[Entries start]
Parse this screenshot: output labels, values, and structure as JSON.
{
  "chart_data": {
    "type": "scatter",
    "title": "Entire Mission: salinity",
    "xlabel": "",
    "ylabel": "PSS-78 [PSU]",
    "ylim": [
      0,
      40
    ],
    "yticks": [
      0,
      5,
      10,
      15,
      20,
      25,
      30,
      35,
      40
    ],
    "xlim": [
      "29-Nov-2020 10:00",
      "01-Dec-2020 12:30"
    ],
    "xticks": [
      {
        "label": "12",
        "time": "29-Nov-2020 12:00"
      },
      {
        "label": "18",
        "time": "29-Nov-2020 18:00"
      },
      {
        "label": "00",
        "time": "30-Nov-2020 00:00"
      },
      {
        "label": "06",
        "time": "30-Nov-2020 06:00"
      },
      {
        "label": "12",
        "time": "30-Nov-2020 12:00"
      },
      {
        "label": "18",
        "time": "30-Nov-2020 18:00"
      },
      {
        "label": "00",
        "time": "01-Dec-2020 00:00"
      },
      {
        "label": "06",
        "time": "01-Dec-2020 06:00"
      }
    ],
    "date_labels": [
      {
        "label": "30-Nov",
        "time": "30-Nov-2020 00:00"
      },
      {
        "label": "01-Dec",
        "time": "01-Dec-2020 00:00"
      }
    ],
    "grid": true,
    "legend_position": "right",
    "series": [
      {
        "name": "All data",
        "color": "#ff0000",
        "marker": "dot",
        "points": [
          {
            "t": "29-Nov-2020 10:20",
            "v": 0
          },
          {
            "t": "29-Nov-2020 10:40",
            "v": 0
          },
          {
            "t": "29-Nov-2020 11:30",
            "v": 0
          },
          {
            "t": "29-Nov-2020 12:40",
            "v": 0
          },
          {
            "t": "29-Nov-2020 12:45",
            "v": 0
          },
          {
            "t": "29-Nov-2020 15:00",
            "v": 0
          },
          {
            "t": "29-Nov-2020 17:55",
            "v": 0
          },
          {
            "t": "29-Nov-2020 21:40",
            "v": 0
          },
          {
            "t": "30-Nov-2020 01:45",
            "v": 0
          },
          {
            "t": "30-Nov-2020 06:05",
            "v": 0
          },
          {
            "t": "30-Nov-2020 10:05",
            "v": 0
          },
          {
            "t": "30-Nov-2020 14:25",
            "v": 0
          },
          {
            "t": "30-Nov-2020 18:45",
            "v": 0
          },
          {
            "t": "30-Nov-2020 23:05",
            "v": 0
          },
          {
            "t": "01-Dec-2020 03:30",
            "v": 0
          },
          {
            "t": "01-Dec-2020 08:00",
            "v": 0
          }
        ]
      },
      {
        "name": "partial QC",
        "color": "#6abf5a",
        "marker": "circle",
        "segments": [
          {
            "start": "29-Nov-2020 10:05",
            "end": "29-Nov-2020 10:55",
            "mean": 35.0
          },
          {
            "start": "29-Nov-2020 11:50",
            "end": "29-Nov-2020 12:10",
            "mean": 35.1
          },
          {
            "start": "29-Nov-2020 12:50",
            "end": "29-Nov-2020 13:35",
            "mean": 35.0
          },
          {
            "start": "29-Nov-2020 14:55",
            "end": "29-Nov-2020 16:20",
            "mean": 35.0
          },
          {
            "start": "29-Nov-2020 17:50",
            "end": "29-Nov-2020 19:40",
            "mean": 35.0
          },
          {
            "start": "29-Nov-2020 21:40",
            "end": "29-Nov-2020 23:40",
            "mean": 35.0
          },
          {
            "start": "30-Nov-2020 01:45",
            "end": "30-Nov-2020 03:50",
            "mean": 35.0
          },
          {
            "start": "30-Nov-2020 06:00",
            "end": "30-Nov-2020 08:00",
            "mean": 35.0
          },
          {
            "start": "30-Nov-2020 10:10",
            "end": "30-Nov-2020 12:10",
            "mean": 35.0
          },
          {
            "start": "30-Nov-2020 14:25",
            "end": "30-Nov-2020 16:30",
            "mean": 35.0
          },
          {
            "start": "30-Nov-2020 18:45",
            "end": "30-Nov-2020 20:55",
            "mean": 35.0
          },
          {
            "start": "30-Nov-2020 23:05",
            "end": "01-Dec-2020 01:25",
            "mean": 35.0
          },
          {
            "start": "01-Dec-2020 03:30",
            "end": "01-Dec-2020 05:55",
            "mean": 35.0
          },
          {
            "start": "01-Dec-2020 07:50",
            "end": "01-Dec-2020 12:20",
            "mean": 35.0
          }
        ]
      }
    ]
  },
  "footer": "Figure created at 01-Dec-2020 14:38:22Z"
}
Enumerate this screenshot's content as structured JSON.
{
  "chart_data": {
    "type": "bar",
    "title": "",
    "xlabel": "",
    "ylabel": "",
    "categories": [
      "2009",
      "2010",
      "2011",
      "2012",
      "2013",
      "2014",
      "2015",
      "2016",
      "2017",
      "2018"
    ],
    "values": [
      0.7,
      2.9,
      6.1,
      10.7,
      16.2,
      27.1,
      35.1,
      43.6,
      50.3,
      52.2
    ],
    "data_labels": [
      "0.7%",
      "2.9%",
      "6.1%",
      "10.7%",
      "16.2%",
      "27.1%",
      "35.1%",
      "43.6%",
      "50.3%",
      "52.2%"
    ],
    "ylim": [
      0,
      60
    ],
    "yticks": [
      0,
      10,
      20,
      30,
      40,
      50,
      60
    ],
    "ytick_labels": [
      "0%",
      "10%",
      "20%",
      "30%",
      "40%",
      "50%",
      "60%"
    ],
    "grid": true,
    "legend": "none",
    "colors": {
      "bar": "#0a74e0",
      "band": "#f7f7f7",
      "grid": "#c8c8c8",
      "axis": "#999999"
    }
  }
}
[Entries end]
[Entries start]
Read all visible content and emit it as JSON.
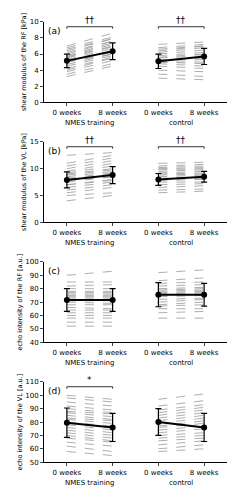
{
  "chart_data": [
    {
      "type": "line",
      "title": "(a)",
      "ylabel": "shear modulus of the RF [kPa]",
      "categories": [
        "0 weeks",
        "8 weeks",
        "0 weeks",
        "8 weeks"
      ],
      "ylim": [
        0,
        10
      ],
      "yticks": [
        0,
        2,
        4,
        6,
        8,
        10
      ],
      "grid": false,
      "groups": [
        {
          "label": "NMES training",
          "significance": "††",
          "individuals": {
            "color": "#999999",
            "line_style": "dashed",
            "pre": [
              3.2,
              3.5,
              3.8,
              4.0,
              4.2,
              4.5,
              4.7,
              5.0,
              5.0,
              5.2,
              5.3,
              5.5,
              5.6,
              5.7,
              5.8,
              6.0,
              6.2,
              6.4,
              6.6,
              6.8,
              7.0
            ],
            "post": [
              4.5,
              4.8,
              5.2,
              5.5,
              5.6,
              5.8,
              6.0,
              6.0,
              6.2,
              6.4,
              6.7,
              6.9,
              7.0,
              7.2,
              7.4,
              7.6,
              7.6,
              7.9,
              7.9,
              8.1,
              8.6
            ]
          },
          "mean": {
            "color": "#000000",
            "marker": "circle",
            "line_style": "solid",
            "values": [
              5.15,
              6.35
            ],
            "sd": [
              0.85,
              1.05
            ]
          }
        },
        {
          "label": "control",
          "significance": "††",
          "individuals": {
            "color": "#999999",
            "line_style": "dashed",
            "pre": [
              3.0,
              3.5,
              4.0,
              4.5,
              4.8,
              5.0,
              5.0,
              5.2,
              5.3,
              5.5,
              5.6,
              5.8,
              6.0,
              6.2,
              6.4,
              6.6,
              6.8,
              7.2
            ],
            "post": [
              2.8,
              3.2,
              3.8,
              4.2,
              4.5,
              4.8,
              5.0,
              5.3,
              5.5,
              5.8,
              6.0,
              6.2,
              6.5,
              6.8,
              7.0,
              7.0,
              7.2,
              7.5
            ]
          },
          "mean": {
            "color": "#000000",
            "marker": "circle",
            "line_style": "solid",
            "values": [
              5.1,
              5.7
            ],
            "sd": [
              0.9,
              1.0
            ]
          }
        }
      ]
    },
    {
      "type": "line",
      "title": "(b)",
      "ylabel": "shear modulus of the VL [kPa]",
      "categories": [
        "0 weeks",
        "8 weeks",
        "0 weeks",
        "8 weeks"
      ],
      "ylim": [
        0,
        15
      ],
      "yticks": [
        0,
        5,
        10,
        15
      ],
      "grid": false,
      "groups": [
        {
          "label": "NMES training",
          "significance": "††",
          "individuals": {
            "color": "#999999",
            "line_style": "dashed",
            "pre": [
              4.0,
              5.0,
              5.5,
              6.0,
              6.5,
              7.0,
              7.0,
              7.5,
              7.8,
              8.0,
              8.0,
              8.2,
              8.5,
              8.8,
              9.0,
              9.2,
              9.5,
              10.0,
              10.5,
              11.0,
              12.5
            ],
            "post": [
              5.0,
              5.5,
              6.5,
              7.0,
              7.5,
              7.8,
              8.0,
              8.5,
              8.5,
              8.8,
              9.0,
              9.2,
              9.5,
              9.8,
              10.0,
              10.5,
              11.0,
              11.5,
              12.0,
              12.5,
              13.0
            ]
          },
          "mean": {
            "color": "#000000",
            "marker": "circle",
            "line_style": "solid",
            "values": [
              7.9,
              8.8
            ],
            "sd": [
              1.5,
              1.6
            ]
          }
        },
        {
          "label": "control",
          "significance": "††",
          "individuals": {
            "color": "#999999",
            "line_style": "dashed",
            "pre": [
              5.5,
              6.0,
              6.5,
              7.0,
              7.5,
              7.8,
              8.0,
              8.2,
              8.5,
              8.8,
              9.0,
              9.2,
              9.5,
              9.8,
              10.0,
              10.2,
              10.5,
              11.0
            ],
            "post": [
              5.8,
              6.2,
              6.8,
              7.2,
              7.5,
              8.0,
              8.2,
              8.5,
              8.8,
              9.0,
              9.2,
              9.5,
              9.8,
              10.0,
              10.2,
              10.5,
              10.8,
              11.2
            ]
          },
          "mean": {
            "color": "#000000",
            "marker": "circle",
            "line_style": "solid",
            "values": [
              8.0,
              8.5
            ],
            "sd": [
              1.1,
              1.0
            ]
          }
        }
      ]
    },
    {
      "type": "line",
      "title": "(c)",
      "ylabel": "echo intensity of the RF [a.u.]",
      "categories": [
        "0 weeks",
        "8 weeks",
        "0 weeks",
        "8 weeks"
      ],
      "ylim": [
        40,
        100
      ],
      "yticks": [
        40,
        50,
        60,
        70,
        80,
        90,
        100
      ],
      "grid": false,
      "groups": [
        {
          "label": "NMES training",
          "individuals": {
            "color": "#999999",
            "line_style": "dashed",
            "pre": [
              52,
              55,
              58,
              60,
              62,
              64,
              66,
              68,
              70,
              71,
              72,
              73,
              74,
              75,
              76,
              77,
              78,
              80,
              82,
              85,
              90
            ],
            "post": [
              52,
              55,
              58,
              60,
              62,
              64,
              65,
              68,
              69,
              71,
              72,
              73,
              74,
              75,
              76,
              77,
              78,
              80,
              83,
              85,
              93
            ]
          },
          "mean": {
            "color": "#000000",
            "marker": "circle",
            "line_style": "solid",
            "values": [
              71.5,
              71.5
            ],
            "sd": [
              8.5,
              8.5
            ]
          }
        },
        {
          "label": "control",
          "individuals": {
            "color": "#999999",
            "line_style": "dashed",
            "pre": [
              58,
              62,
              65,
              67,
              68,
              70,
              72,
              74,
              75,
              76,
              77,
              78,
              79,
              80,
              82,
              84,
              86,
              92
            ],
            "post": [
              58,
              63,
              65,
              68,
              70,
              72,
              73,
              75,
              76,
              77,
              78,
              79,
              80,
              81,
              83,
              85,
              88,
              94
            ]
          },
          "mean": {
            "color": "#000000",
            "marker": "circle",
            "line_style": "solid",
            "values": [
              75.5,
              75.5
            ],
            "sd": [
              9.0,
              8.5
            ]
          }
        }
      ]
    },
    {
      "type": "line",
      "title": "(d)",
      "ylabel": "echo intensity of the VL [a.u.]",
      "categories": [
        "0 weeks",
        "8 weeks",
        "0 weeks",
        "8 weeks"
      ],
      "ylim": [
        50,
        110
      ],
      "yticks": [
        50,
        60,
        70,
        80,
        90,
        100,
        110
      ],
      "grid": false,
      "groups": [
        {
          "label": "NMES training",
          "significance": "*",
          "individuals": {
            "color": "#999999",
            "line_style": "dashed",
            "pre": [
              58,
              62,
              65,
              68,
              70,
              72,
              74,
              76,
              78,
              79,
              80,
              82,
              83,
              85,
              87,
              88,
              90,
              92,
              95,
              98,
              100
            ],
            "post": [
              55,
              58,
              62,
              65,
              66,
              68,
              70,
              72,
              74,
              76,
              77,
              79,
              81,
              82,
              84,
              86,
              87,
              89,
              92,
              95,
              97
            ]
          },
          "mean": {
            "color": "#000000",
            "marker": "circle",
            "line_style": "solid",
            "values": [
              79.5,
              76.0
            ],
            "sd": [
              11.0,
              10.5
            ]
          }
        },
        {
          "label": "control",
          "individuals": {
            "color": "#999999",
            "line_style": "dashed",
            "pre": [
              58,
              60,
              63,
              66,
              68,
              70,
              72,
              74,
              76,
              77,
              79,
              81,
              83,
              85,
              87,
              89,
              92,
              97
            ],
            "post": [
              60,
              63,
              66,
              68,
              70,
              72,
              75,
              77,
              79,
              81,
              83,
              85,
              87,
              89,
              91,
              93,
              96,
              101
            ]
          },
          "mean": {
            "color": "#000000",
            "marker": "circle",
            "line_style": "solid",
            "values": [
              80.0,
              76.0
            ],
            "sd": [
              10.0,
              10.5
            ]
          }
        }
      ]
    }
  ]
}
[Entries end]
§ **What the task asks**
Copy each line of the records that contains the word "shear".

§ **Exercise output**
      "ylabel": "shear modulus of the RF [kPa]",
      "ylabel": "shear modulus of the VL [kPa]",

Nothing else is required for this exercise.